Rows from a dataset:
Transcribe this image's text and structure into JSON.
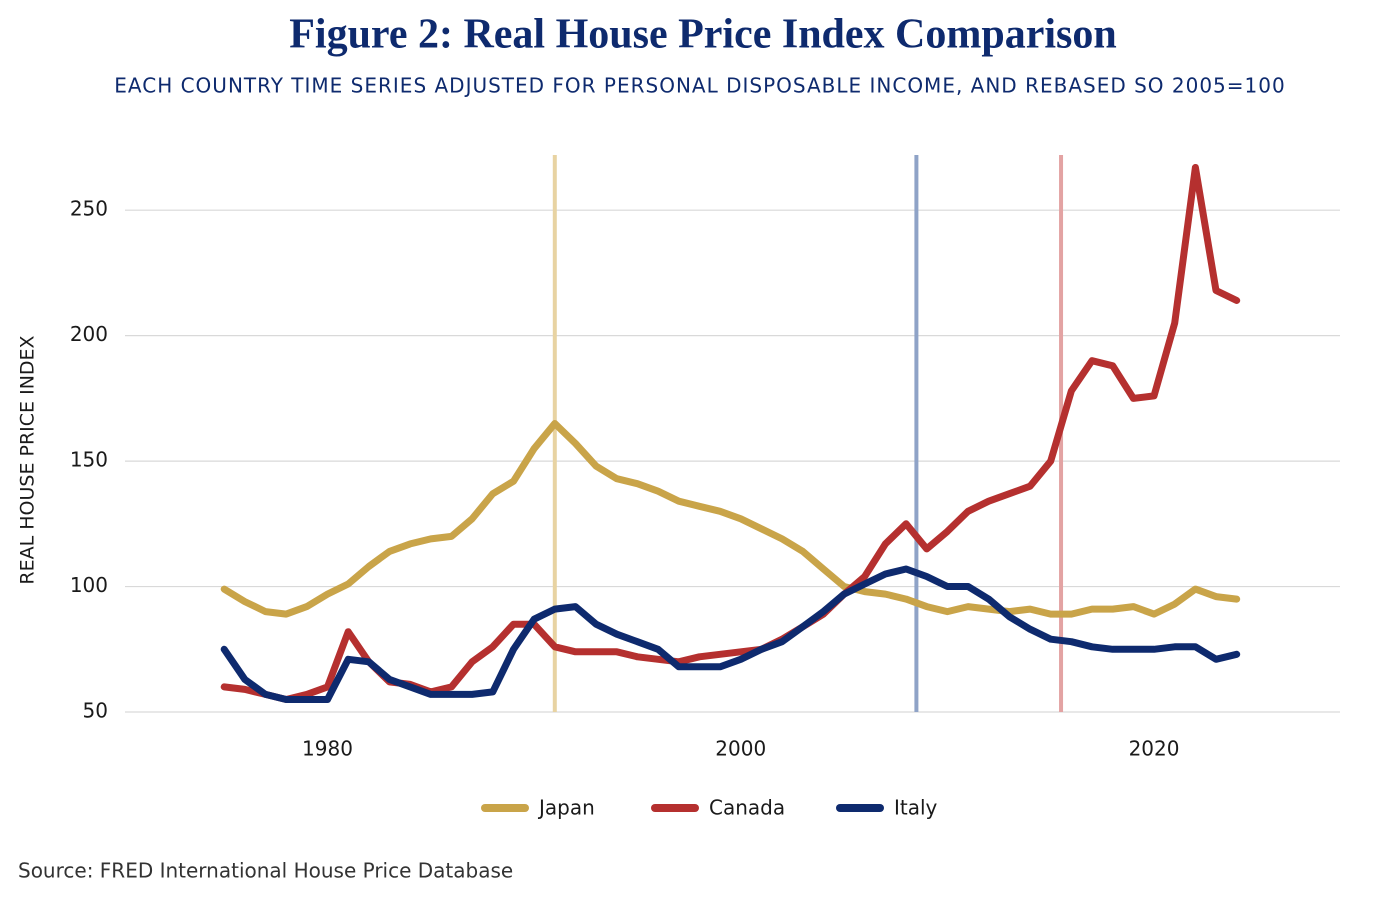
{
  "chart_data": {
    "type": "line",
    "title": "Figure 2: Real House Price Index Comparison",
    "subtitle": "EACH COUNTRY TIME SERIES ADJUSTED FOR PERSONAL DISPOSABLE INCOME, AND REBASED SO 2005=100",
    "y_label": "REAL HOUSE PRICE INDEX",
    "source": "Source: FRED International House Price Database",
    "x": [
      1975,
      1976,
      1977,
      1978,
      1979,
      1980,
      1981,
      1982,
      1983,
      1984,
      1985,
      1986,
      1987,
      1988,
      1989,
      1990,
      1991,
      1992,
      1993,
      1994,
      1995,
      1996,
      1997,
      1998,
      1999,
      2000,
      2001,
      2002,
      2003,
      2004,
      2005,
      2006,
      2007,
      2008,
      2009,
      2010,
      2011,
      2012,
      2013,
      2014,
      2015,
      2016,
      2017,
      2018,
      2019,
      2020,
      2021,
      2022,
      2023,
      2024
    ],
    "series": [
      {
        "name": "Japan",
        "color": "#c9a449",
        "values": [
          99,
          94,
          90,
          89,
          92,
          97,
          101,
          108,
          114,
          117,
          119,
          120,
          127,
          137,
          142,
          155,
          165,
          157,
          148,
          143,
          141,
          138,
          134,
          132,
          130,
          127,
          123,
          119,
          114,
          107,
          100,
          98,
          97,
          95,
          92,
          90,
          92,
          91,
          90,
          91,
          89,
          89,
          91,
          91,
          92,
          89,
          93,
          99,
          96,
          95
        ]
      },
      {
        "name": "Canada",
        "color": "#b5302f",
        "values": [
          60,
          59,
          57,
          55,
          57,
          60,
          82,
          70,
          62,
          61,
          58,
          60,
          70,
          76,
          85,
          85,
          76,
          74,
          74,
          74,
          72,
          71,
          70,
          72,
          73,
          74,
          75,
          79,
          84,
          89,
          97,
          104,
          117,
          125,
          115,
          122,
          130,
          134,
          137,
          140,
          150,
          178,
          190,
          188,
          175,
          176,
          205,
          267,
          218,
          214
        ]
      },
      {
        "name": "Italy",
        "color": "#0e2a6e",
        "values": [
          75,
          63,
          57,
          55,
          55,
          55,
          71,
          70,
          63,
          60,
          57,
          57,
          57,
          58,
          75,
          87,
          91,
          92,
          85,
          81,
          78,
          75,
          68,
          68,
          68,
          71,
          75,
          78,
          84,
          90,
          97,
          101,
          105,
          107,
          104,
          100,
          100,
          95,
          88,
          83,
          79,
          78,
          76,
          75,
          75,
          75,
          76,
          76,
          71,
          73
        ]
      }
    ],
    "vlines": [
      {
        "x": 1991,
        "color": "#e8d3a2"
      },
      {
        "x": 2008.5,
        "color": "#8fa3c7"
      },
      {
        "x": 2015.5,
        "color": "#e3a3a3"
      }
    ],
    "xlim": [
      1970.2,
      2029
    ],
    "xticks": [
      1980,
      2000,
      2020
    ],
    "ylim": [
      50,
      272
    ],
    "yticks": [
      50,
      100,
      150,
      200,
      250
    ],
    "grid": true,
    "legend": "bottom"
  }
}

- _Problem statement_: Pick out the lines containing the word "color" and show them.

- _Written solution_:
        "color": "#c9a449",
        "color": "#b5302f",
        "color": "#0e2a6e",
        "color": "#e8d3a2"
        "color": "#8fa3c7"
        "color": "#e3a3a3"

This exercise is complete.